-- START Excerpted data --
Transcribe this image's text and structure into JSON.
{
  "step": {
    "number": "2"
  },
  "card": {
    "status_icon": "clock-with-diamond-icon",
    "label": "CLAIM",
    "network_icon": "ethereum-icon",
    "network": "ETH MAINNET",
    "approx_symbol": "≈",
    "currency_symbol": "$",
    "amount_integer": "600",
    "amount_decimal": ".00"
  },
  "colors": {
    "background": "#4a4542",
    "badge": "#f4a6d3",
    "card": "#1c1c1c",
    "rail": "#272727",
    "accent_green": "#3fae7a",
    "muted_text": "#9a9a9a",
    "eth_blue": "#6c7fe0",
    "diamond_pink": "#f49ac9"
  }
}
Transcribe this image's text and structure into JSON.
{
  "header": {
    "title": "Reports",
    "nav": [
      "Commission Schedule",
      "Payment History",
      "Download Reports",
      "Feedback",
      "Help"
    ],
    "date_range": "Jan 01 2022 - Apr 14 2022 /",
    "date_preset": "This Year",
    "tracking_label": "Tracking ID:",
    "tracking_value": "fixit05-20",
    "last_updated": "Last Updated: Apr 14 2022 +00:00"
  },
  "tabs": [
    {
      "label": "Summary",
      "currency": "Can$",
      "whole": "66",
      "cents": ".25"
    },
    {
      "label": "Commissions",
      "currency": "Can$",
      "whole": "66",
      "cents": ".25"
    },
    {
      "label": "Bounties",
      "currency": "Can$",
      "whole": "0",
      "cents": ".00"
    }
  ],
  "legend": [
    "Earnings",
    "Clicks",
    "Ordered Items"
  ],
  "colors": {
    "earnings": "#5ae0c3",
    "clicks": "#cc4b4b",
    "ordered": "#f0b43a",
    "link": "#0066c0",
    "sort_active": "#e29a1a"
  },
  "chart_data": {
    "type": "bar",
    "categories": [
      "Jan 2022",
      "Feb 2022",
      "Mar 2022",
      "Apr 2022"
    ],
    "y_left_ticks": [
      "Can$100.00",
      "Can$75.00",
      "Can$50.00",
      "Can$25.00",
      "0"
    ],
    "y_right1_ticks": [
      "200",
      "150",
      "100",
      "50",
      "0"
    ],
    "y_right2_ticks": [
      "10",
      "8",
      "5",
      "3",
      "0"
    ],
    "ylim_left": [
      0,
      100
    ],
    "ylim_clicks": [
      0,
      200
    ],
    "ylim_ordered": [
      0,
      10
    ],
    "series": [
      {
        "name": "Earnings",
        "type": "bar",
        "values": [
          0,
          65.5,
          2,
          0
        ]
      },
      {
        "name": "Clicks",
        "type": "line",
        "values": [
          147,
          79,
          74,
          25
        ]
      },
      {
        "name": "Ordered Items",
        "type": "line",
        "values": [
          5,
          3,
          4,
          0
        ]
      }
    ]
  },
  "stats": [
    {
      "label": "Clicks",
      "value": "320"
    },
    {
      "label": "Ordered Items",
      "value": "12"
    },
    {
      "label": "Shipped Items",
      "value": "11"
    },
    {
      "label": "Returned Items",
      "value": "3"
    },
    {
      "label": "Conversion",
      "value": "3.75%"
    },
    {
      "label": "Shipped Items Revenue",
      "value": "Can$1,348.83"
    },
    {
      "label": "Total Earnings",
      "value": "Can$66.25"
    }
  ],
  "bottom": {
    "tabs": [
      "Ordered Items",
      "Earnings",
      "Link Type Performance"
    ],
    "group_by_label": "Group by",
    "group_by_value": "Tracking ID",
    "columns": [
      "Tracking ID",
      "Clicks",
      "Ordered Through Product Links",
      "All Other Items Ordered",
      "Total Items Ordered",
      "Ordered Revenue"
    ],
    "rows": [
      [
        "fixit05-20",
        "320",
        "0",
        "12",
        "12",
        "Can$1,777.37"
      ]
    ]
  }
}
-- END Excerpted data --
Exercise objective:
Would you reproduce all the entries exactly?

Task solution:
Transcribe this image's text and structure into JSON.
{
  "step": {
    "number": "2"
  },
  "card": {
    "status_icon": "clock-with-diamond-icon",
    "label": "CLAIM",
    "network_icon": "ethereum-icon",
    "network": "ETH MAINNET",
    "approx_symbol": "≈",
    "currency_symbol": "$",
    "amount_integer": "600",
    "amount_decimal": ".00"
  },
  "colors": {
    "background": "#4a4542",
    "badge": "#f4a6d3",
    "card": "#1c1c1c",
    "rail": "#272727",
    "accent_green": "#3fae7a",
    "muted_text": "#9a9a9a",
    "eth_blue": "#6c7fe0",
    "diamond_pink": "#f49ac9"
  }
}
Transcribe this image's text and structure into JSON.
{
  "header": {
    "title": "Reports",
    "nav": [
      "Commission Schedule",
      "Payment History",
      "Download Reports",
      "Feedback",
      "Help"
    ],
    "date_range": "Jan 01 2022 - Apr 14 2022 /",
    "date_preset": "This Year",
    "tracking_label": "Tracking ID:",
    "tracking_value": "fixit05-20",
    "last_updated": "Last Updated: Apr 14 2022 +00:00"
  },
  "tabs": [
    {
      "label": "Summary",
      "currency": "Can$",
      "whole": "66",
      "cents": ".25"
    },
    {
      "label": "Commissions",
      "currency": "Can$",
      "whole": "66",
      "cents": ".25"
    },
    {
      "label": "Bounties",
      "currency": "Can$",
      "whole": "0",
      "cents": ".00"
    }
  ],
  "legend": [
    "Earnings",
    "Clicks",
    "Ordered Items"
  ],
  "colors": {
    "earnings": "#5ae0c3",
    "clicks": "#cc4b4b",
    "ordered": "#f0b43a",
    "link": "#0066c0",
    "sort_active": "#e29a1a"
  },
  "chart_data": {
    "type": "bar",
    "categories": [
      "Jan 2022",
      "Feb 2022",
      "Mar 2022",
      "Apr 2022"
    ],
    "y_left_ticks": [
      "Can$100.00",
      "Can$75.00",
      "Can$50.00",
      "Can$25.00",
      "0"
    ],
    "y_right1_ticks": [
      "200",
      "150",
      "100",
      "50",
      "0"
    ],
    "y_right2_ticks": [
      "10",
      "8",
      "5",
      "3",
      "0"
    ],
    "ylim_left": [
      0,
      100
    ],
    "ylim_clicks": [
      0,
      200
    ],
    "ylim_ordered": [
      0,
      10
    ],
    "series": [
      {
        "name": "Earnings",
        "type": "bar",
        "values": [
          0,
          65.5,
          2,
          0
        ]
      },
      {
        "name": "Clicks",
        "type": "line",
        "values": [
          147,
          79,
          74,
          25
        ]
      },
      {
        "name": "Ordered Items",
        "type": "line",
        "values": [
          5,
          3,
          4,
          0
        ]
      }
    ]
  },
  "stats": [
    {
      "label": "Clicks",
      "value": "320"
    },
    {
      "label": "Ordered Items",
      "value": "12"
    },
    {
      "label": "Shipped Items",
      "value": "11"
    },
    {
      "label": "Returned Items",
      "value": "3"
    },
    {
      "label": "Conversion",
      "value": "3.75%"
    },
    {
      "label": "Shipped Items Revenue",
      "value": "Can$1,348.83"
    },
    {
      "label": "Total Earnings",
      "value": "Can$66.25"
    }
  ],
  "bottom": {
    "tabs": [
      "Ordered Items",
      "Earnings",
      "Link Type Performance"
    ],
    "group_by_label": "Group by",
    "group_by_value": "Tracking ID",
    "columns": [
      "Tracking ID",
      "Clicks",
      "Ordered Through Product Links",
      "All Other Items Ordered",
      "Total Items Ordered",
      "Ordered Revenue"
    ],
    "rows": [
      [
        "fixit05-20",
        "320",
        "0",
        "12",
        "12",
        "Can$1,777.37"
      ]
    ]
  }
}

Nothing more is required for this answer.